▶ [AIM]: Identify each line below that contains the word "protones", and copy it out.

▶ [DATASET EXCERPTS]:

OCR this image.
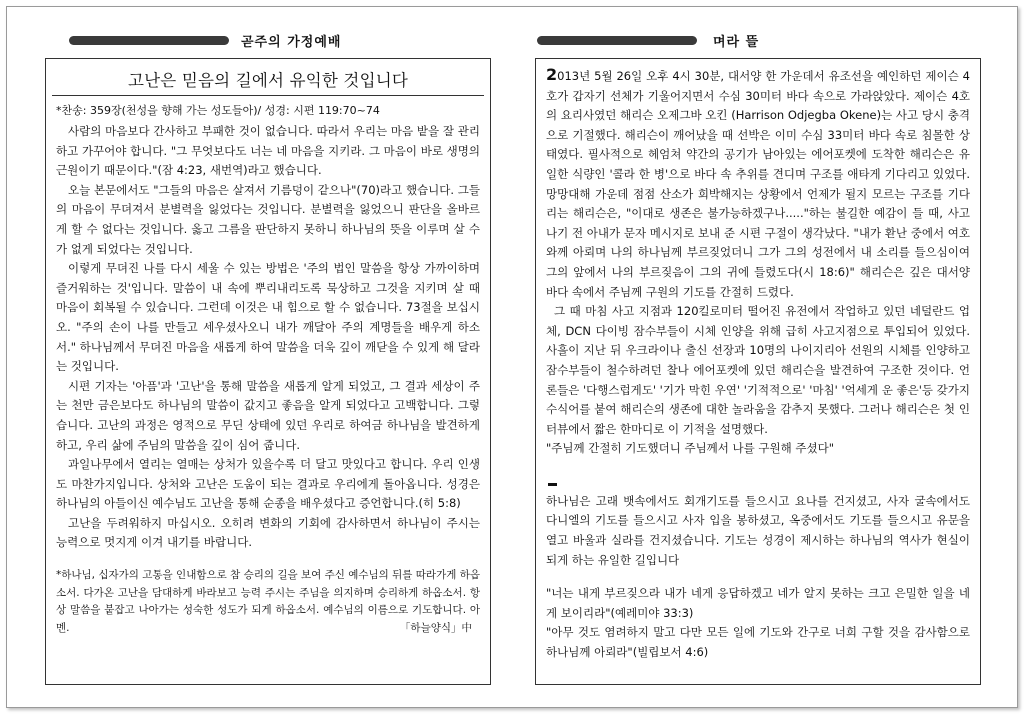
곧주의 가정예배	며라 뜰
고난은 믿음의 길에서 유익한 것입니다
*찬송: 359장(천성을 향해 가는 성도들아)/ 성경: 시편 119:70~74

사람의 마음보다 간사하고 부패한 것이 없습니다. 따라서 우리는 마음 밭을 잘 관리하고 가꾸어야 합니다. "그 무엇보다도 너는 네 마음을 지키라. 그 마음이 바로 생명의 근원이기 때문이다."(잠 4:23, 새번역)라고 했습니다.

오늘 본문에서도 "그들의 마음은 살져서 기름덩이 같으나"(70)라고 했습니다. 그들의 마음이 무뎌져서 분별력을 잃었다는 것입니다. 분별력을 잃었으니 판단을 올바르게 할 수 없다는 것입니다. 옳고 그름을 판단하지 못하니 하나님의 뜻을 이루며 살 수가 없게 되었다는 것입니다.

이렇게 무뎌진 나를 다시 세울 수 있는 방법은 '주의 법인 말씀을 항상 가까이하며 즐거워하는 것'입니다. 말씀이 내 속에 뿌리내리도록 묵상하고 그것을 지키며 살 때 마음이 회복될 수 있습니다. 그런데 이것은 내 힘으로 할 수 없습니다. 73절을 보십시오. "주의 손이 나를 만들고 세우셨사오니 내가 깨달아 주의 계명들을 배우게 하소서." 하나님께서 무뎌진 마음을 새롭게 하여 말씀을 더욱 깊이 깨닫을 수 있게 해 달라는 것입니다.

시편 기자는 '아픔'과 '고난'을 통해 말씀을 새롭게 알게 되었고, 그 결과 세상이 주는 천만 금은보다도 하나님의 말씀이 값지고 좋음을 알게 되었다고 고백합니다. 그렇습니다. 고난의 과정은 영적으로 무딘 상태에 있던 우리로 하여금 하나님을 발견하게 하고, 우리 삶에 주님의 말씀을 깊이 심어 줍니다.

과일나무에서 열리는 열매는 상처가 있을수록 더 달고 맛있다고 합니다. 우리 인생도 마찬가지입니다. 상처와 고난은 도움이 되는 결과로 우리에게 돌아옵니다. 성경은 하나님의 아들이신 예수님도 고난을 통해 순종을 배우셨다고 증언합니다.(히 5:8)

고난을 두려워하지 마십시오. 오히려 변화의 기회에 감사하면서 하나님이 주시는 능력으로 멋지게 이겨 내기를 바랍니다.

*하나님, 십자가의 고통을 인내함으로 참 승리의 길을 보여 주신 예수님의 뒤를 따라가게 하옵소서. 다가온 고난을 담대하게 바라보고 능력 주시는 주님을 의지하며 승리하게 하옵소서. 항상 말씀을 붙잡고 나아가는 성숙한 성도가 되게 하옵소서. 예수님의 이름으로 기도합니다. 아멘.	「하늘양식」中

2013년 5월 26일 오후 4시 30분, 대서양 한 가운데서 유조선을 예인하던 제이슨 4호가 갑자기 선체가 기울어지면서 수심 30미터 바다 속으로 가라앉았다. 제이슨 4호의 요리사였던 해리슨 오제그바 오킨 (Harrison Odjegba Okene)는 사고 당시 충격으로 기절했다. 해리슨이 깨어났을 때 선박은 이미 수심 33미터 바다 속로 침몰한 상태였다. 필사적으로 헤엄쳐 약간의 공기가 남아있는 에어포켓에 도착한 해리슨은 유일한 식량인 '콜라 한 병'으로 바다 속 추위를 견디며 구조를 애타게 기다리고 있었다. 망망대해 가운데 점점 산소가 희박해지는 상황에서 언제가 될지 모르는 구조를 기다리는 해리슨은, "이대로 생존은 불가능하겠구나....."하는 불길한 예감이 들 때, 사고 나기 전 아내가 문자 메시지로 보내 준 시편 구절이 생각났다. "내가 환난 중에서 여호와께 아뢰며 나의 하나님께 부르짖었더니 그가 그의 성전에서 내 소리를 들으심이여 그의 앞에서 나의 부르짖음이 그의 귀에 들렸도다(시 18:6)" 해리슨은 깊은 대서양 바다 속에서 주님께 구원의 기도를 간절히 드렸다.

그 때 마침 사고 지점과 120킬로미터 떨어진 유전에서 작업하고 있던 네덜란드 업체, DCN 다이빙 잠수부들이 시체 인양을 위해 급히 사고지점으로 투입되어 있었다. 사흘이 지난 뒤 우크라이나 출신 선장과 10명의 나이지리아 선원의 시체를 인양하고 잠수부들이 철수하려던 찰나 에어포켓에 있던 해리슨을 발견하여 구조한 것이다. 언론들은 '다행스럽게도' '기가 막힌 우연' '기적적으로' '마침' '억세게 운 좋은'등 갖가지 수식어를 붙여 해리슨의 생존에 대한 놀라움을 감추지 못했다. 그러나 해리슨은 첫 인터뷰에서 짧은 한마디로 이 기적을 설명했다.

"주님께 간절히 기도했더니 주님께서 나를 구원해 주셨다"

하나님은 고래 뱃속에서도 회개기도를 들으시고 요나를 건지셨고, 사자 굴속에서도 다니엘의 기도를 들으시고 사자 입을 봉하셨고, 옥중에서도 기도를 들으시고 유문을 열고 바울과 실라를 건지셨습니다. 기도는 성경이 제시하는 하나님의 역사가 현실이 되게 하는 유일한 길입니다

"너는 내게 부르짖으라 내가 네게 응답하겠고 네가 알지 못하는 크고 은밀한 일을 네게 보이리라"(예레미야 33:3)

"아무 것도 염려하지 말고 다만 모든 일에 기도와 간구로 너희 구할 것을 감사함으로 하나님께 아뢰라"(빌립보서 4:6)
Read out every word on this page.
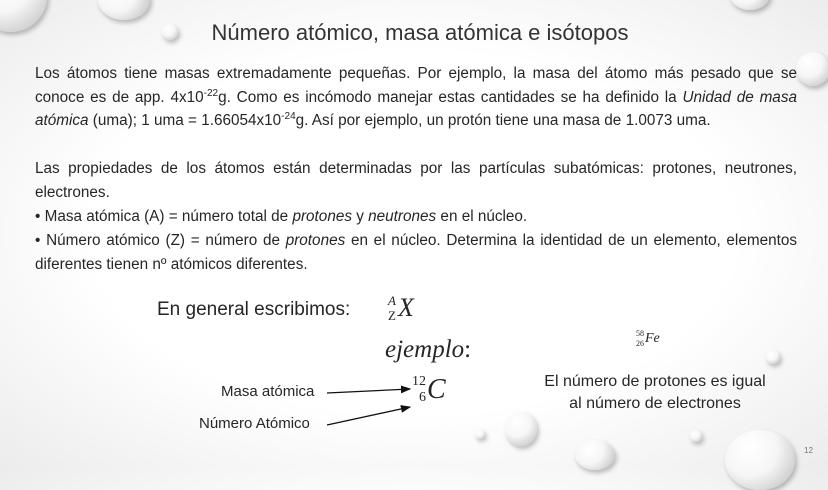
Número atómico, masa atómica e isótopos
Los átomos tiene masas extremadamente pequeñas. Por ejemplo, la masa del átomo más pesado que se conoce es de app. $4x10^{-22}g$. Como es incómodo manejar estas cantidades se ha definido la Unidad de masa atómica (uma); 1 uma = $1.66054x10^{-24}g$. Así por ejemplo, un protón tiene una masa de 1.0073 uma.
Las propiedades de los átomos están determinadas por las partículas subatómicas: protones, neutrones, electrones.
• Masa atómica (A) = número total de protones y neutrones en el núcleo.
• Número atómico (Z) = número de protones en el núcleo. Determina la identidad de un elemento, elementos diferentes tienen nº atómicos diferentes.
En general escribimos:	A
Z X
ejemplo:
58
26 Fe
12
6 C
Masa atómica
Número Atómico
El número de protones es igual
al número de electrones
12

▶ [COMPLETED TASK]:
Las propiedades de los átomos están determinadas por las partículas subatómicas: protones, neutrones, electrones.
• Masa atómica (A) = número total de protones y neutrones en el núcleo.
• Número atómico (Z) = número de protones en el núcleo. Determina la identidad de un elemento, elementos diferentes tienen nº atómicos diferentes.
El número de protones es igual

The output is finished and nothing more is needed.